▸ What you have to do
In the data below, find every line that has the string "JSON", and copy it.

▸ Records for processing

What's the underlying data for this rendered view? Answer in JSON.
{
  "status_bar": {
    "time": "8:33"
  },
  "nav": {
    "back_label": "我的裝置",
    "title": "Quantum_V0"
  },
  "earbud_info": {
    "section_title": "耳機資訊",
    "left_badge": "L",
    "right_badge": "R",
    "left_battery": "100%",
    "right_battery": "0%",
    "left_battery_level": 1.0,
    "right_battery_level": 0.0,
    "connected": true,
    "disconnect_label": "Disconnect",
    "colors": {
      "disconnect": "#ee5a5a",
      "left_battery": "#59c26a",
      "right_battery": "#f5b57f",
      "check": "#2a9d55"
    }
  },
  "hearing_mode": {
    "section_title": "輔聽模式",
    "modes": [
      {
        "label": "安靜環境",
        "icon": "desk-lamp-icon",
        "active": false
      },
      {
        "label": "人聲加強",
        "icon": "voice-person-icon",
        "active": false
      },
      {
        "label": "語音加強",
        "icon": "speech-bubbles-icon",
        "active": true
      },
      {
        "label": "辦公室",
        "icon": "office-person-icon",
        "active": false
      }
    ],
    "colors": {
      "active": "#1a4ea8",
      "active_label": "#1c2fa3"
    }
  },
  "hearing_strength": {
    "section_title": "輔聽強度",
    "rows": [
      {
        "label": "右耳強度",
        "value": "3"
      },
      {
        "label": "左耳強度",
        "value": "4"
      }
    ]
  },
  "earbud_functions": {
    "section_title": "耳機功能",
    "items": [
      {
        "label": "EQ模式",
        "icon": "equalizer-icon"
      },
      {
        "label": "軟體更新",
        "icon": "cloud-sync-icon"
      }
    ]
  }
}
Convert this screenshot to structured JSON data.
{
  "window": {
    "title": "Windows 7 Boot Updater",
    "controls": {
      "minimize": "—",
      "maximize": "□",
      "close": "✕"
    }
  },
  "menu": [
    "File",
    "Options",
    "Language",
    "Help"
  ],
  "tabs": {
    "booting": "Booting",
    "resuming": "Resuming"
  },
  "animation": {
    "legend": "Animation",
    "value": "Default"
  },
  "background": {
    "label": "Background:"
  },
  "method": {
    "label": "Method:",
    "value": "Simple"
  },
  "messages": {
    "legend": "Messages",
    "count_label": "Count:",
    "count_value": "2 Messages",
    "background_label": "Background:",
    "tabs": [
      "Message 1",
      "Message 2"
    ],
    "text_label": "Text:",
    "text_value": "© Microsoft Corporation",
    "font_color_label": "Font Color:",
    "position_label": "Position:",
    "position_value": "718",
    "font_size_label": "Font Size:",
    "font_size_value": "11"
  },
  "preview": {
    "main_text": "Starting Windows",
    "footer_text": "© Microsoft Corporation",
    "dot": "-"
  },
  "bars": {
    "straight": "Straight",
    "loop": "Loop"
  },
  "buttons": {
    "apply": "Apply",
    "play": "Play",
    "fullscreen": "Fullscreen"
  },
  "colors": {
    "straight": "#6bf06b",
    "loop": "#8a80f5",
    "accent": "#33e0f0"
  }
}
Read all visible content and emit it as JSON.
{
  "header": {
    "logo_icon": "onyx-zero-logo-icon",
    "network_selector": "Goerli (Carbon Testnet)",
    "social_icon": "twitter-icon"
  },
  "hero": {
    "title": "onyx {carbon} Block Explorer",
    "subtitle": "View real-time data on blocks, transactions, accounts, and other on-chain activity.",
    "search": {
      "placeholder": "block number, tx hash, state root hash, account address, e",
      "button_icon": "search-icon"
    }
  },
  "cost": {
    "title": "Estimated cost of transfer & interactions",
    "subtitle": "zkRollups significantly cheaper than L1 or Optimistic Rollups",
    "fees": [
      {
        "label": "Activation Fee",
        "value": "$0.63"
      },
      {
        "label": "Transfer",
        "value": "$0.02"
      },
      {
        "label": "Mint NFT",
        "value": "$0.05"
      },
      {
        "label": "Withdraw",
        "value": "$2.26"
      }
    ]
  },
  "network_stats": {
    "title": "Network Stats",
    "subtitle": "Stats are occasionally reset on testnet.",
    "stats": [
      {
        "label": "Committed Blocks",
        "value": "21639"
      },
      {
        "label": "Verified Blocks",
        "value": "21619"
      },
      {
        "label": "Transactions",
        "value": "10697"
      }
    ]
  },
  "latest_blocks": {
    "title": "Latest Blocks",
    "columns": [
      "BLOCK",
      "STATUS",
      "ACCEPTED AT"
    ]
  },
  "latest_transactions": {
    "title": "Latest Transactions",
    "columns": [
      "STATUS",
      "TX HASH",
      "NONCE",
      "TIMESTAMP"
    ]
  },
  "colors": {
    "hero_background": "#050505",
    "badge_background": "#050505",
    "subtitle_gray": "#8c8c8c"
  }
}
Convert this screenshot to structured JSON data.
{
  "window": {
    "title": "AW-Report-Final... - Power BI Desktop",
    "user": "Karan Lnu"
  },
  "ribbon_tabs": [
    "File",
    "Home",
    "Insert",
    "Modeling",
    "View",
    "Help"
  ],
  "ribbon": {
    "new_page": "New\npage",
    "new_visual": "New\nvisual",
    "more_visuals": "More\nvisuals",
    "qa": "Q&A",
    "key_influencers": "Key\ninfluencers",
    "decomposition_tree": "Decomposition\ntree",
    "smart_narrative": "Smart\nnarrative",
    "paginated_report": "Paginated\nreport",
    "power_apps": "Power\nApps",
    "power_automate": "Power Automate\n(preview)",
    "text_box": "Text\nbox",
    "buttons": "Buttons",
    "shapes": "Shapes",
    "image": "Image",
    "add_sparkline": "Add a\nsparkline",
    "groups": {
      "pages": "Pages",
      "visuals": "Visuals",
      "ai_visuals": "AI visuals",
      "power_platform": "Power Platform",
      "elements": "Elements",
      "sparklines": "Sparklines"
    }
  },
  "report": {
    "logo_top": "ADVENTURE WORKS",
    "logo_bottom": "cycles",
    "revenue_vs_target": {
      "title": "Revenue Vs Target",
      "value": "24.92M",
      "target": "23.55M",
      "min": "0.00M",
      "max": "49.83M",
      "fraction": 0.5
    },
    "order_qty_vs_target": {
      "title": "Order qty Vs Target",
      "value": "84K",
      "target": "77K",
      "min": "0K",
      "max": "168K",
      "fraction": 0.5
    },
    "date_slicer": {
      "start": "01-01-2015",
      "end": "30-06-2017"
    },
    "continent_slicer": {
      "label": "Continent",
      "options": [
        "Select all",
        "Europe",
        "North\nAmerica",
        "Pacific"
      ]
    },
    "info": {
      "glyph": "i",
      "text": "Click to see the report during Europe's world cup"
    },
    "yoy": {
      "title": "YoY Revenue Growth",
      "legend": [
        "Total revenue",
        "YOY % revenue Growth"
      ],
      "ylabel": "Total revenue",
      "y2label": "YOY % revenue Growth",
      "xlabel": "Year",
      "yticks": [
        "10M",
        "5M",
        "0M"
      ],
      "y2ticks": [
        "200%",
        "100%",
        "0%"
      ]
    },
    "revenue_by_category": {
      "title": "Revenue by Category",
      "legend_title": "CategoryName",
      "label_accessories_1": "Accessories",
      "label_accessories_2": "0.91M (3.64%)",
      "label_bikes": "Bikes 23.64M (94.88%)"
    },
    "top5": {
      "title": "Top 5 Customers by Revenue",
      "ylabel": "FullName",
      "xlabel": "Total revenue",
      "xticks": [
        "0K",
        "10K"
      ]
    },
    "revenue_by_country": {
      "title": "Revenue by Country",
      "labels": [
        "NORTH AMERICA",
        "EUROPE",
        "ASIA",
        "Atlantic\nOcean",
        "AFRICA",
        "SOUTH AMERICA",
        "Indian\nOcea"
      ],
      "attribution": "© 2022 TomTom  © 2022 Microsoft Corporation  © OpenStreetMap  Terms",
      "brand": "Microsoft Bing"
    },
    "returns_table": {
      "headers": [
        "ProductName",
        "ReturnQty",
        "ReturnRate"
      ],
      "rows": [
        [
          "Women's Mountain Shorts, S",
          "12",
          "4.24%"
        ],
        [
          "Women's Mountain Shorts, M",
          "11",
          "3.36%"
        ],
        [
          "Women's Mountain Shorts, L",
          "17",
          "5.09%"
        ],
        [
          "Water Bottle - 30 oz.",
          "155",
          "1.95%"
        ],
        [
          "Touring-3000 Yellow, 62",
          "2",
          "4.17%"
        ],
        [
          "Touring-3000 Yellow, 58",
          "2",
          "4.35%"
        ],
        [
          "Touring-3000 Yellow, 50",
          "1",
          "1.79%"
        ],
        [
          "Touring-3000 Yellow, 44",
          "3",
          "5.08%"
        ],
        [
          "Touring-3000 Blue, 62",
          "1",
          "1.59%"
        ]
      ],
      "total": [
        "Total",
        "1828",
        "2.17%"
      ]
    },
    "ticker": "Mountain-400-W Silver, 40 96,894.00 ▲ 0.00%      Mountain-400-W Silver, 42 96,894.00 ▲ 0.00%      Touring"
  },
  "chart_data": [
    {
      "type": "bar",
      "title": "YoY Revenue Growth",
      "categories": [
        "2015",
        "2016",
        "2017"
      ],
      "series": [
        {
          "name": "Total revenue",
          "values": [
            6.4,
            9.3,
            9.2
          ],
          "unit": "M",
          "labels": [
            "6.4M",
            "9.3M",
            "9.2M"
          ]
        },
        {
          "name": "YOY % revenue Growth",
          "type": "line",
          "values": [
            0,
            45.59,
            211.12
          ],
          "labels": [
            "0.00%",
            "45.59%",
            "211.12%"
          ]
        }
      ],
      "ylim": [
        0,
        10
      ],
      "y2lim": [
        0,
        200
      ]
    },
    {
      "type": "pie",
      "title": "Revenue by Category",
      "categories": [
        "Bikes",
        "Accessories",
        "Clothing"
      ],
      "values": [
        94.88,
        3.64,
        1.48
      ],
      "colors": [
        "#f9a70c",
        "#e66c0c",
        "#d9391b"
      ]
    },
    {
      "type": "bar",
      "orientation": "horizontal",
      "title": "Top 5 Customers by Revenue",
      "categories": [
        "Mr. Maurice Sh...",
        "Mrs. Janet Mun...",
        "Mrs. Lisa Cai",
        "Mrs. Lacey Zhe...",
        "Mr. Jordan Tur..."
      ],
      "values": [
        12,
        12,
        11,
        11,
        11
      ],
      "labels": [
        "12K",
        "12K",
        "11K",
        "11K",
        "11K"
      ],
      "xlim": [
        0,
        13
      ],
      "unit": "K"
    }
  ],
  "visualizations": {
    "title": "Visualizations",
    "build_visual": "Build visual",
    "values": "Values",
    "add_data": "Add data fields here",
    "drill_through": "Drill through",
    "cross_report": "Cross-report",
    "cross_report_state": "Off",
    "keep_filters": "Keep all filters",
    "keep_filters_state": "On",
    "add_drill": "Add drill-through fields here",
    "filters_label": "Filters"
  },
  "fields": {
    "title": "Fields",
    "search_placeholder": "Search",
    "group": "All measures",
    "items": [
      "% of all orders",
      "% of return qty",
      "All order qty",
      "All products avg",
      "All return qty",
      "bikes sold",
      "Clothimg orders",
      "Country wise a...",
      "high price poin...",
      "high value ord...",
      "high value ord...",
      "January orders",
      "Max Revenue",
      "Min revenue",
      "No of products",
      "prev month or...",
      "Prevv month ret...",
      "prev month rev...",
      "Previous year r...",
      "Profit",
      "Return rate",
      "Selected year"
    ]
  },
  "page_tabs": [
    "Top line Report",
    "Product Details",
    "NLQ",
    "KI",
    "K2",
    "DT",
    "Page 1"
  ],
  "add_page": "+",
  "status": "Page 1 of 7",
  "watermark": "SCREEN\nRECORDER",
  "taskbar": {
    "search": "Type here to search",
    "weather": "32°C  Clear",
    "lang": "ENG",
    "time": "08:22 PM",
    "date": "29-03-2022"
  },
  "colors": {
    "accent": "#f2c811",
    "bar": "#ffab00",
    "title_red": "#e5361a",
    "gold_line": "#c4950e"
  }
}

▸ In response
What's the underlying data for this rendered view? Answer in JSON.
Convert this screenshot to structured JSON data.
Read all visible content and emit it as JSON.
Convert this screenshot to structured JSON data.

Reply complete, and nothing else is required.